# Provided passage
┌────────
How things taste to different people fascinates me.  For this recipe of cherries and pork my husband and I had two different reactions to it.  It makes me wonder how various foods made it on our list of ok to eat.  If I had been the first person ever to try Brussels sprouts then it would have never made it on the list.  I would have deemed it poison and moved on.  Way too bitter to me.  I’m not convinced it can have a nutty sweet flavour.  And unless an onion fell into the fire before I tasted it I would have said the same about raw onions.  Then again I love Marmite and my husband would be pleased to never have it in the house.

I was puttering about my pinterest boards and came across this recipe for pork chops with a cherry balsamic sauce.  It sounded interesting but I made some changes to it as I felt solely using balsamic to reduce would be overpowering with the cherries.  It took some tweaking to get the sauce right because the cherries were quite tart as well.  This is a quick meal that is perfect for a busy school night or you just don’t feel like cooking too much.

In a skillet with olive oil brown both sides of some pork chops that have been seasoned with salt and pepper.

Cherry and pork 1 2014

Remove and keep warm.  In the same skillet put about 1/4 cup of balsamic vinegar to deglaze the pan and add in about a cup of chopped cherries.  Add some fresh thyme along with a cup of turkey or chicken stock and simmer for a couple of minutes.
└────────
# Source excerpt
┌────────
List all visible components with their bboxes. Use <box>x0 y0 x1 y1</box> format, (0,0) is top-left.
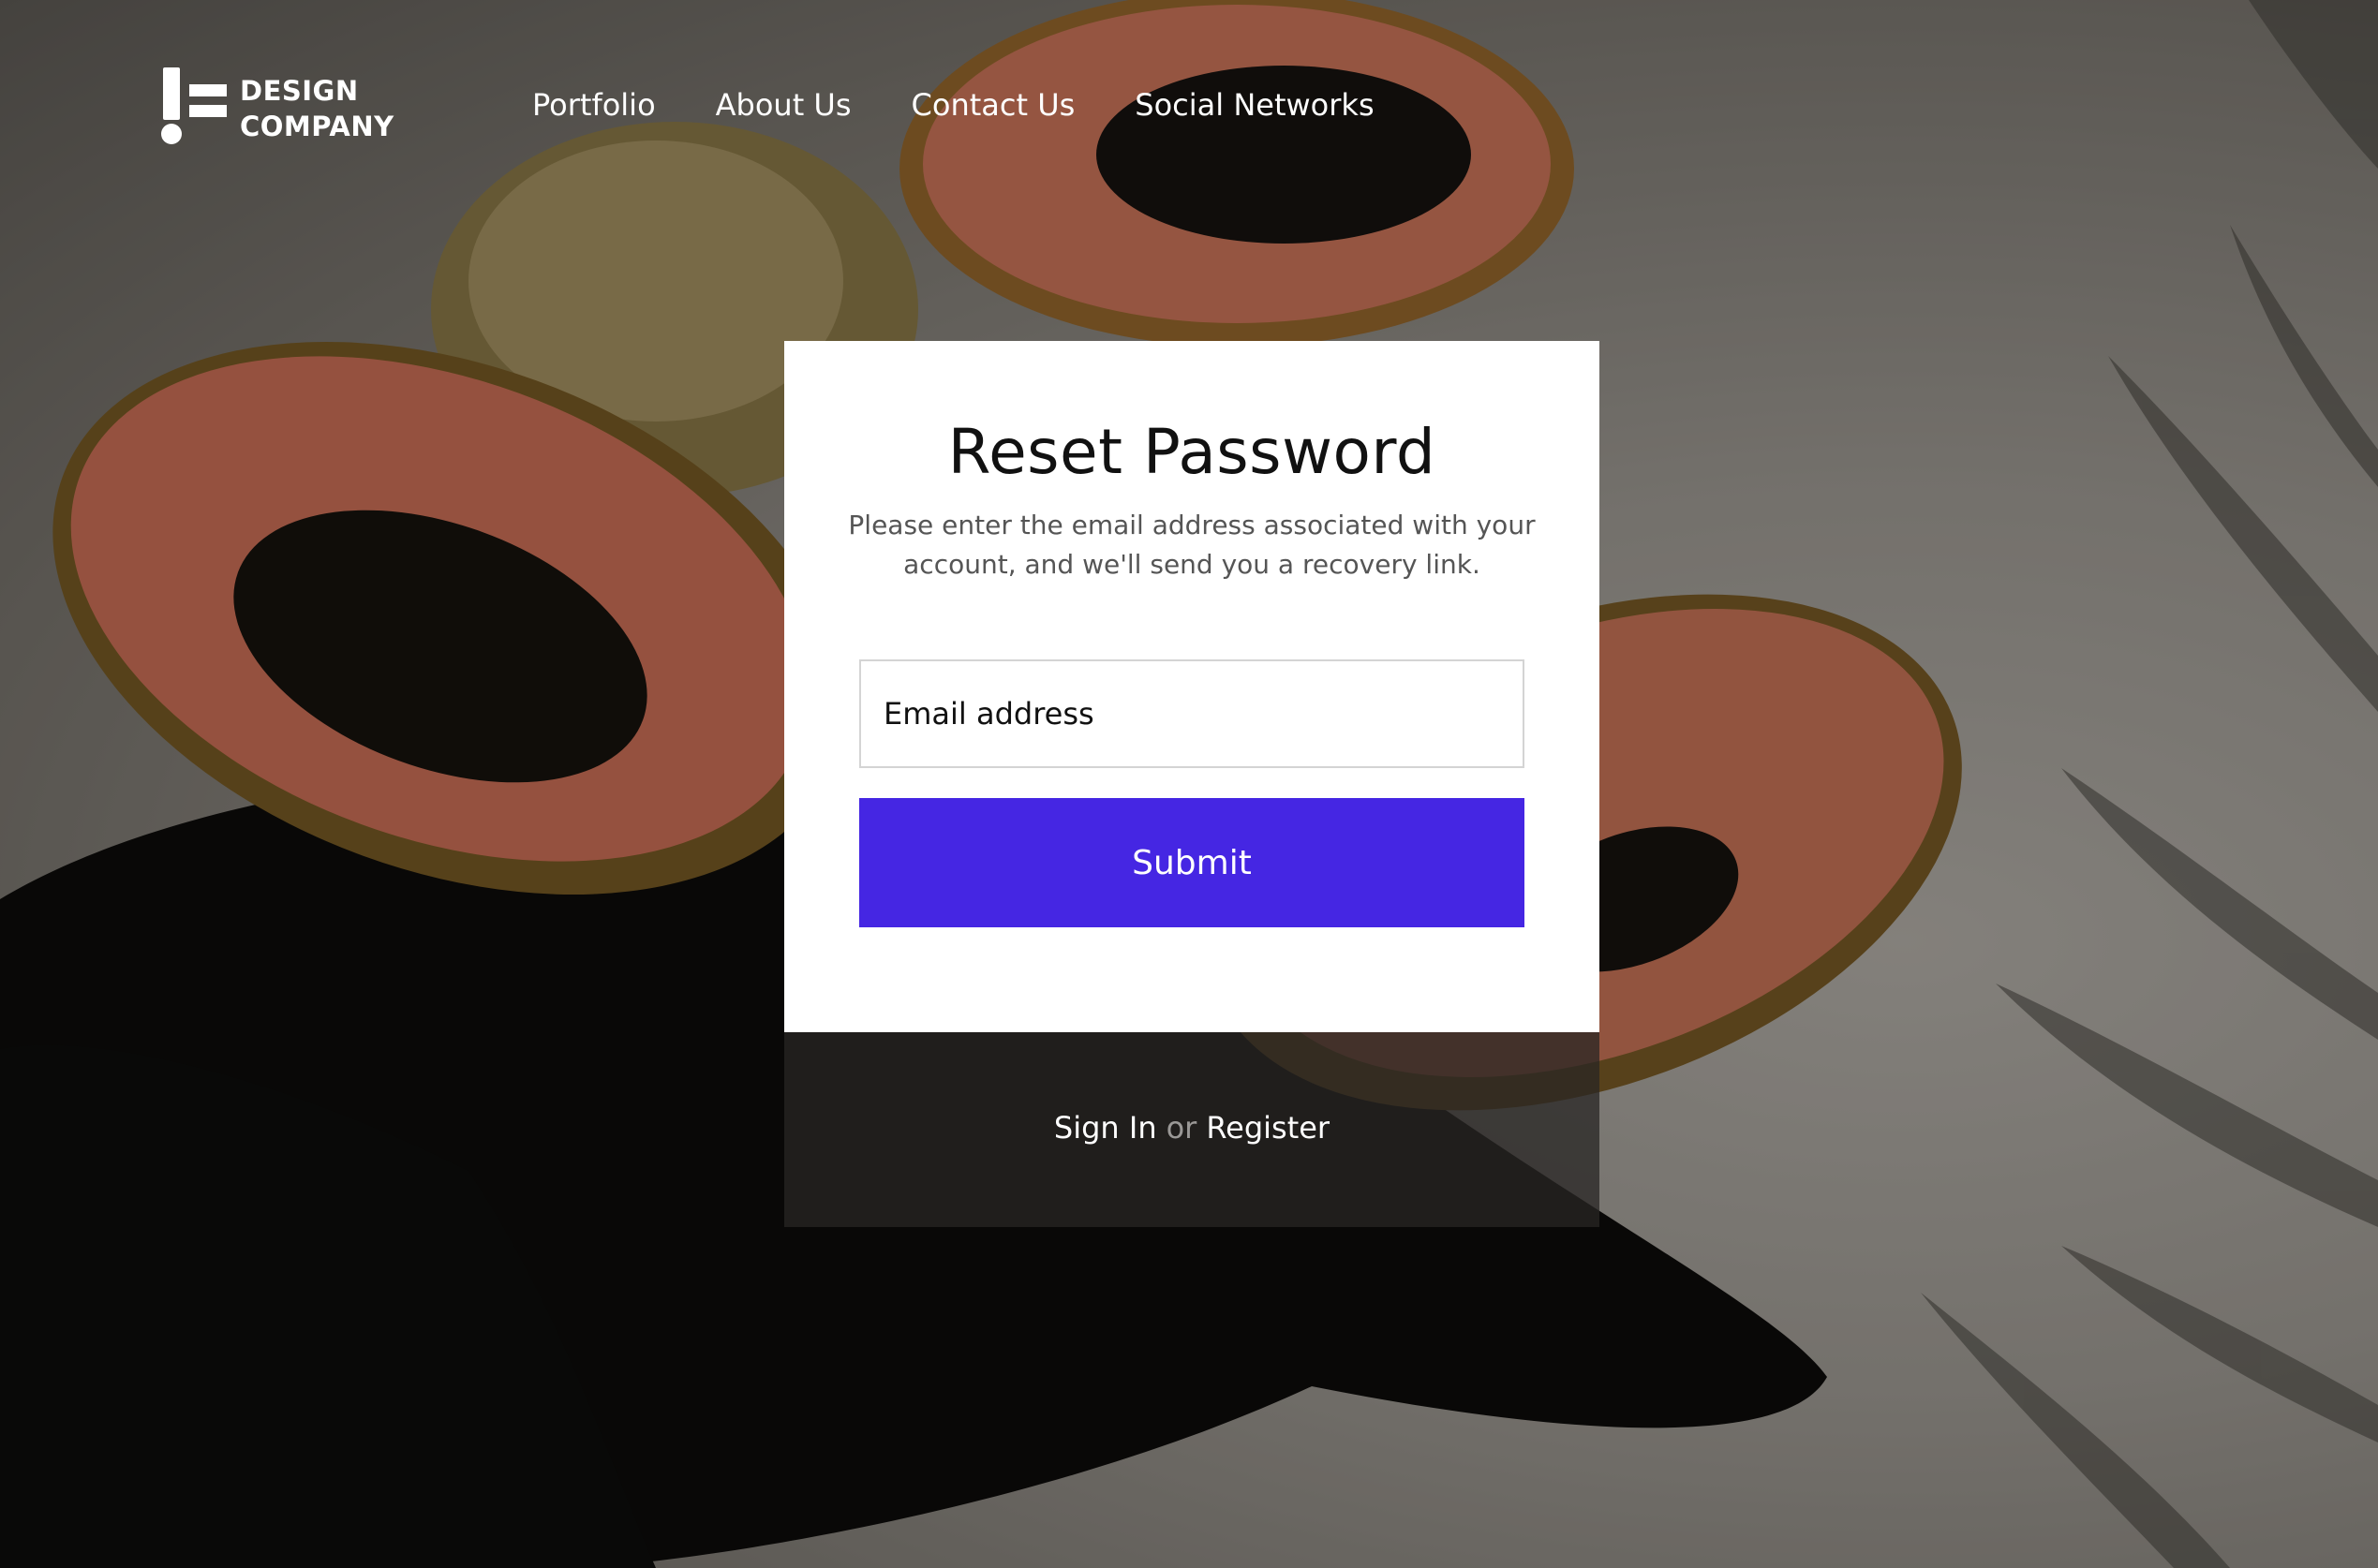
└────────
# Exercise tasks
(1) Repeat the stretch of the cherry and pork recipe from "I was puttering" through "salt and pepper.".
(2) Go on with the cherry and pork chop recipe from the point where it stops.

# Answers by task
(1)
I was puttering about my pinterest boards and came across this recipe for pork chops with a cherry balsamic sauce.  It sounded interesting but I made some changes to it as I felt solely using balsamic to reduce would be overpowering with the cherries.  It took some tweaking to get the sauce right because the cherries were quite tart as well.  This is a quick meal that is perfect for a busy school night or you just don’t feel like cooking too much.

In a skillet with olive oil brown both sides of some pork chops that have been seasoned with salt and pepper.

(2)
Cherry and pork 2 2014

The cherries were very tart and the balsamic was adding a similar note so I added a bit of honey then half an onion to counter the sweetness.  It was very much an experiment to get the right balance!  Once you have the right balance add the pork back into the sauce and simmer to cook the pork and reduce the sauce.

Cherry and pork 3 2014

We served the pork with some corn and rice pilaf for a simple meal.

Cherry and pork 4 2014

Now for the two different reactions we had.  I felt the sauce was ok but not very exciting by itself but when I had it with the pork it really came alive.  For my husband he enjoyed the sauce but felt the pork was gamey and fought with the sauce.  I know he and I taste things differently as it’s proved out time and again when I’m trying to make something spicy enough for him.  I’ll be on fire and he’ll be enjoying the mild flavour.  🙂  So I think at the end of the day this was a fun experiment but I may have to revisit it so both of us enjoy it.